Look through the material and tally each line bearing the word "which". Give only the total.

START

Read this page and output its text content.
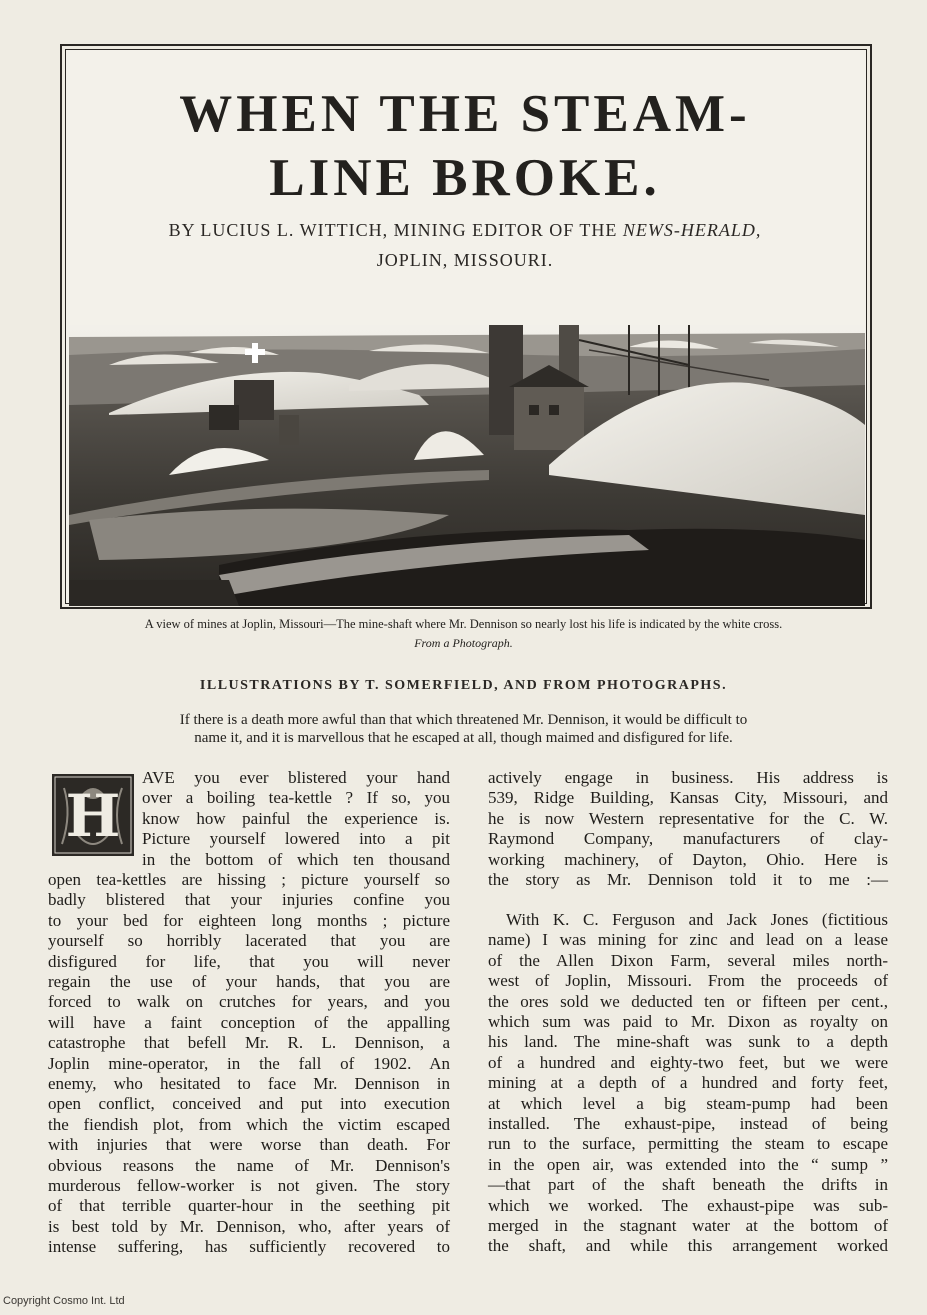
WHEN THE STEAM-
LINE BROKE.
BY LUCIUS L. WITTICH, MINING EDITOR OF THE NEWS-HERALD,
JOPLIN, MISSOURI.
A view of mines at Joplin, Missouri—The mine-shaft where Mr. Dennison so nearly lost his life is indicated by the white cross.
From a Photograph.
ILLUSTRATIONS BY T. SOMERFIELD, AND FROM PHOTOGRAPHS.
If there is a death more awful than that which threatened Mr. Dennison, it would be difficult to
name it, and it is marvellous that he escaped at all, though maimed and disfigured for life.
H
AVE you ever blistered your hand
over a boiling tea-kettle ? If so, you
know how painful the experience is.
Picture yourself lowered into a pit
in the bottom of which ten thousand
open tea-kettles are hissing ; picture yourself so
badly blistered that your injuries confine you
to your bed for eighteen long months ; picture
yourself so horribly lacerated that you are
disfigured for life, that you will never
regain the use of your hands, that you are
forced to walk on crutches for years, and you
will have a faint conception of the appalling
catastrophe that befell Mr. R. L. Dennison, a
Joplin mine-operator, in the fall of 1902. An
enemy, who hesitated to face Mr. Dennison in
open conflict, conceived and put into execution
the fiendish plot, from which the victim escaped
with injuries that were worse than death. For
obvious reasons the name of Mr. Dennison's
murderous fellow-worker is not given. The story
of that terrible quarter-hour in the seething pit
is best told by Mr. Dennison, who, after years of
intense suffering, has sufficiently recovered to
actively engage in business. His address is
539, Ridge Building, Kansas City, Missouri, and
he is now Western representative for the C. W.
Raymond Company, manufacturers of clay-
working machinery, of Dayton, Ohio. Here is
the story as Mr. Dennison told it to me :—
With K. C. Ferguson and Jack Jones (fictitious
name) I was mining for zinc and lead on a lease
of the Allen Dixon Farm, several miles north-
west of Joplin, Missouri. From the proceeds of
the ores sold we deducted ten or fifteen per cent.,
which sum was paid to Mr. Dixon as royalty on
his land. The mine-shaft was sunk to a depth
of a hundred and eighty-two feet, but we were
mining at a depth of a hundred and forty feet,
at which level a big steam-pump had been
installed. The exhaust-pipe, instead of being
run to the surface, permitting the steam to escape
in the open air, was extended into the “ sump ”
—that part of the shaft beneath the drifts in
which we worked. The exhaust-pipe was sub-
merged in the stagnant water at the bottom of
the shaft, and while this arrangement worked
Copyright Cosmo Int. Ltd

END

- Solution -
6